PROVIDED MATERIAL:

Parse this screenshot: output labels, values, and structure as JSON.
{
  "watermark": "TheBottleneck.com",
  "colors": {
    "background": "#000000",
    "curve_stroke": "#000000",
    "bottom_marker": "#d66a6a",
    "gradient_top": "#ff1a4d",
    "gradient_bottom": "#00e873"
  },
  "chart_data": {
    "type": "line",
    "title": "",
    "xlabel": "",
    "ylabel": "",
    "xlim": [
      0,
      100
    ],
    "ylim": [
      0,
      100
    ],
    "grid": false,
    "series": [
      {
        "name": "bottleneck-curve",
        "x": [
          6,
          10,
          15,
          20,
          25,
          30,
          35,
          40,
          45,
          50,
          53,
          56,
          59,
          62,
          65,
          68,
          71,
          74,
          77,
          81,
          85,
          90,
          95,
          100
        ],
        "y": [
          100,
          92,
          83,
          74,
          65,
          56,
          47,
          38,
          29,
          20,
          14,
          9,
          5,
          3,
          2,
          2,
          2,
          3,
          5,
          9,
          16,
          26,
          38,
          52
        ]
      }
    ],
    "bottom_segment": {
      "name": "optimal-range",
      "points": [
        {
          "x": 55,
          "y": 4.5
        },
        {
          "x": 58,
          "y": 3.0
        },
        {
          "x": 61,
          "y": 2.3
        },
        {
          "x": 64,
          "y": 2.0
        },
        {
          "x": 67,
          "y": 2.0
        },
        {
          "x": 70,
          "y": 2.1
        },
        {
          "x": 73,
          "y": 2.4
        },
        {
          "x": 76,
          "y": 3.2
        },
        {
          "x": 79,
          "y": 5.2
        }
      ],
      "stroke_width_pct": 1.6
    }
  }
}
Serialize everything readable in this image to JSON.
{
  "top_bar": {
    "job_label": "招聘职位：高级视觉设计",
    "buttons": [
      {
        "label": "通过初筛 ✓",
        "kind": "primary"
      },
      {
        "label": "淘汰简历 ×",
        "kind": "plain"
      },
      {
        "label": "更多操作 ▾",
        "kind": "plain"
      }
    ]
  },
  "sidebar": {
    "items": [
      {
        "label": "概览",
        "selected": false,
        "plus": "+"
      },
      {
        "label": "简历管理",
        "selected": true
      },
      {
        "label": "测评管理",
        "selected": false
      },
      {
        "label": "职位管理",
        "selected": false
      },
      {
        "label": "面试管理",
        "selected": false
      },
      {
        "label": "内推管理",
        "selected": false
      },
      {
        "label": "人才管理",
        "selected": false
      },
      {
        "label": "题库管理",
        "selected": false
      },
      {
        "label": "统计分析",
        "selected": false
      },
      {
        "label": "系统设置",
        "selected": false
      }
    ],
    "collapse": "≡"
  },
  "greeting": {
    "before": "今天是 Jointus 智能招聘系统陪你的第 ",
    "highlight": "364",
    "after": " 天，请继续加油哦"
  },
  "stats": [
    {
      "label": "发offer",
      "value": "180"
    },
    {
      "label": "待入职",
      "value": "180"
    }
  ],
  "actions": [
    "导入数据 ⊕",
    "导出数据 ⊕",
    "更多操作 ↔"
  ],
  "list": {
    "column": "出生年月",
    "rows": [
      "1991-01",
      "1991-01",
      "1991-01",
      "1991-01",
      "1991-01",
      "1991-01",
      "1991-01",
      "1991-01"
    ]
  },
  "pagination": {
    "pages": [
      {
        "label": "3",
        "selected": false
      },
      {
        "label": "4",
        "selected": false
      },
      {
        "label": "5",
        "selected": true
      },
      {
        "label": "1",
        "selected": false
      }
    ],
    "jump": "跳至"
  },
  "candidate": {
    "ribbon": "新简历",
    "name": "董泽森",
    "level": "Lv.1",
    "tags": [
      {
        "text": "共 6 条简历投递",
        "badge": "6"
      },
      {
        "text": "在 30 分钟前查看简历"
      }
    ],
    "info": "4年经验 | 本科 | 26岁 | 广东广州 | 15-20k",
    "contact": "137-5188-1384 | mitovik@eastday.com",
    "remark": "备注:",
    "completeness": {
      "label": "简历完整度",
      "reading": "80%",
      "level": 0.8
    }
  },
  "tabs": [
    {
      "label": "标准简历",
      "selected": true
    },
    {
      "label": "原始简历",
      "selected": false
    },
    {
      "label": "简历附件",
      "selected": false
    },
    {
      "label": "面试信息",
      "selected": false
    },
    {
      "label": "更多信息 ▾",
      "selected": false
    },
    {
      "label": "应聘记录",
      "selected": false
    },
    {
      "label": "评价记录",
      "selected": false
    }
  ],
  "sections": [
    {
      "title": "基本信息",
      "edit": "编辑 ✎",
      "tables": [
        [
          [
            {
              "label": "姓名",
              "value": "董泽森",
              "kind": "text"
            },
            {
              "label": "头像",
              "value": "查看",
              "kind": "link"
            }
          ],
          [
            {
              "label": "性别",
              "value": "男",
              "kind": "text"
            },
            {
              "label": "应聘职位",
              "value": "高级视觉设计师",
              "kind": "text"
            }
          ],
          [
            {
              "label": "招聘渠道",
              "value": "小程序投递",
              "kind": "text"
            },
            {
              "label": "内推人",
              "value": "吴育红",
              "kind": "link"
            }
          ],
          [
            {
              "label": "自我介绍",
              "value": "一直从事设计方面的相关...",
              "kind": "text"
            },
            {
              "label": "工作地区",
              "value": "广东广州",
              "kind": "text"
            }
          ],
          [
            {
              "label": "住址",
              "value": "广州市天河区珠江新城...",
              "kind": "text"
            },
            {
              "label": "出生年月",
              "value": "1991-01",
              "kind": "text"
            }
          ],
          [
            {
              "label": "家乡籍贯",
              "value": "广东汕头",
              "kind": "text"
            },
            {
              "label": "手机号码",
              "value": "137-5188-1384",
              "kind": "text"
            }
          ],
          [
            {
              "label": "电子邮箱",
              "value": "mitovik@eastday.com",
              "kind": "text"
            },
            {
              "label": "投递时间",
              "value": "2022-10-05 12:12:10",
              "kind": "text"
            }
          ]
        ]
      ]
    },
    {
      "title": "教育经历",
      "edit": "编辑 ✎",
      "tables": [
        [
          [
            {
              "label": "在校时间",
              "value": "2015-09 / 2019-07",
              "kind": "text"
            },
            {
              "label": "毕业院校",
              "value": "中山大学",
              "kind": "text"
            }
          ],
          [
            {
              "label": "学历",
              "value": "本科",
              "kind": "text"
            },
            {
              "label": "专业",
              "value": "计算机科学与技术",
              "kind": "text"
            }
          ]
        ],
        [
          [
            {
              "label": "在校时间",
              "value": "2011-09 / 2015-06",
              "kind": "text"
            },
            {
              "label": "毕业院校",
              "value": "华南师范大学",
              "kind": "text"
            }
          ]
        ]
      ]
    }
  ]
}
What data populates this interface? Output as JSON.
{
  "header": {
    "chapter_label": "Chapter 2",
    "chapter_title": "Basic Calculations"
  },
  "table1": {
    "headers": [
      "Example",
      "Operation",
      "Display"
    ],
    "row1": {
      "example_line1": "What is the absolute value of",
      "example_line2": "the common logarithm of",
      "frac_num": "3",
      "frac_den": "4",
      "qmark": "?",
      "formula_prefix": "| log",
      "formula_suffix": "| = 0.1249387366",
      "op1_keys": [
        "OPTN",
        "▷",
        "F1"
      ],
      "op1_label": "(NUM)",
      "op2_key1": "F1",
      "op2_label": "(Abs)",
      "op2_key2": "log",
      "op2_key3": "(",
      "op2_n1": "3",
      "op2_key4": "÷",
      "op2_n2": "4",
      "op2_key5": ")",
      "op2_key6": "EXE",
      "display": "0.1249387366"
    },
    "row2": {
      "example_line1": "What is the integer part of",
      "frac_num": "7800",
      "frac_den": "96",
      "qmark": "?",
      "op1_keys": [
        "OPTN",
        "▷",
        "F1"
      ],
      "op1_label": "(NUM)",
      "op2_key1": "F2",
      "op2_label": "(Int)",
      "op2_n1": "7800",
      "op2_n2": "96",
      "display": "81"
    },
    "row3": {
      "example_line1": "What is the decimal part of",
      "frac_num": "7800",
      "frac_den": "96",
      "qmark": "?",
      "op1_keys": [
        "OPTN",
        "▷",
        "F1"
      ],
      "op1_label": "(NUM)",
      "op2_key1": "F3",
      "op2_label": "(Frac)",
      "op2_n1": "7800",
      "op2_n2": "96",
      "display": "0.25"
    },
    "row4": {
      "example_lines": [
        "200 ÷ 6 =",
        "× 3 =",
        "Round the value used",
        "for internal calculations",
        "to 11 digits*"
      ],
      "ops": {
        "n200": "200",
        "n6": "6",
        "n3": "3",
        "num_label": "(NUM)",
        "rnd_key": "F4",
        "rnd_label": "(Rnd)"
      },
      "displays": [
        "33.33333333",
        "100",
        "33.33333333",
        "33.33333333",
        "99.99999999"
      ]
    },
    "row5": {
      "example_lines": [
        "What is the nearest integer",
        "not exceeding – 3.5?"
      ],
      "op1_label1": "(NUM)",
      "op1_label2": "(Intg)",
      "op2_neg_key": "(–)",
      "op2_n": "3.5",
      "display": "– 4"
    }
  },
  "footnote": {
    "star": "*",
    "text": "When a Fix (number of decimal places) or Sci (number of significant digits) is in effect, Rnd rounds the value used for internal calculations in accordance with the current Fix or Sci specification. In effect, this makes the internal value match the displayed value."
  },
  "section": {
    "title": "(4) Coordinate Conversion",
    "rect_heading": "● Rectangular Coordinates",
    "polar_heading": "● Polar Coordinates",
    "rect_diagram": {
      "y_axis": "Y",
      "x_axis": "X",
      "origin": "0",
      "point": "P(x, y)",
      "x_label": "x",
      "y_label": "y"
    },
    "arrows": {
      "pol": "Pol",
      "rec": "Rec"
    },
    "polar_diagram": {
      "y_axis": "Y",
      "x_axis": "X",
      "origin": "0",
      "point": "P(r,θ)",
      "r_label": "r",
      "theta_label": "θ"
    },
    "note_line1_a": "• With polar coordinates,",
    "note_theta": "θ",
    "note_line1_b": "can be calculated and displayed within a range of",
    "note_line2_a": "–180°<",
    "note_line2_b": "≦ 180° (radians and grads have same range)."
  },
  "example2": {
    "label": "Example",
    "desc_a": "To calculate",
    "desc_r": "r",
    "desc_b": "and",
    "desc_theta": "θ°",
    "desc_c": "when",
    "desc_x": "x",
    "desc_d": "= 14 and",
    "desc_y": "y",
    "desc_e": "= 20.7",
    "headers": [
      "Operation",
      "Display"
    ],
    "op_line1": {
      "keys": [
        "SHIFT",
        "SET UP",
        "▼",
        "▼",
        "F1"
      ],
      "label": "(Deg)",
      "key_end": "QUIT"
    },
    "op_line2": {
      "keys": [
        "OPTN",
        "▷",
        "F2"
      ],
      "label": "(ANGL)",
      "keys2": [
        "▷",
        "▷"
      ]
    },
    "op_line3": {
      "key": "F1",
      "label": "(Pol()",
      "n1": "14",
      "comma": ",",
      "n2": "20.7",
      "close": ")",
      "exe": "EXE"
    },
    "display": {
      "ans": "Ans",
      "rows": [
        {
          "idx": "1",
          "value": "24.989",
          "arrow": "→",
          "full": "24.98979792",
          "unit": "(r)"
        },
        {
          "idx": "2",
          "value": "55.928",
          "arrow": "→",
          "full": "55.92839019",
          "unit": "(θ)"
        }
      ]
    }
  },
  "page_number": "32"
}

SET EXERCISE: Select the lines that carry the string "digits" and copy them.

EXERCISE OUTPUT:
        "to 11 digits*"
    "text": "When a Fix (number of decimal places) or Sci (number of significant digits) is in effect, Rnd rounds the value used for internal calculations in accordance with the current Fix or Sci specification. In effect, this makes the internal value match the displayed value."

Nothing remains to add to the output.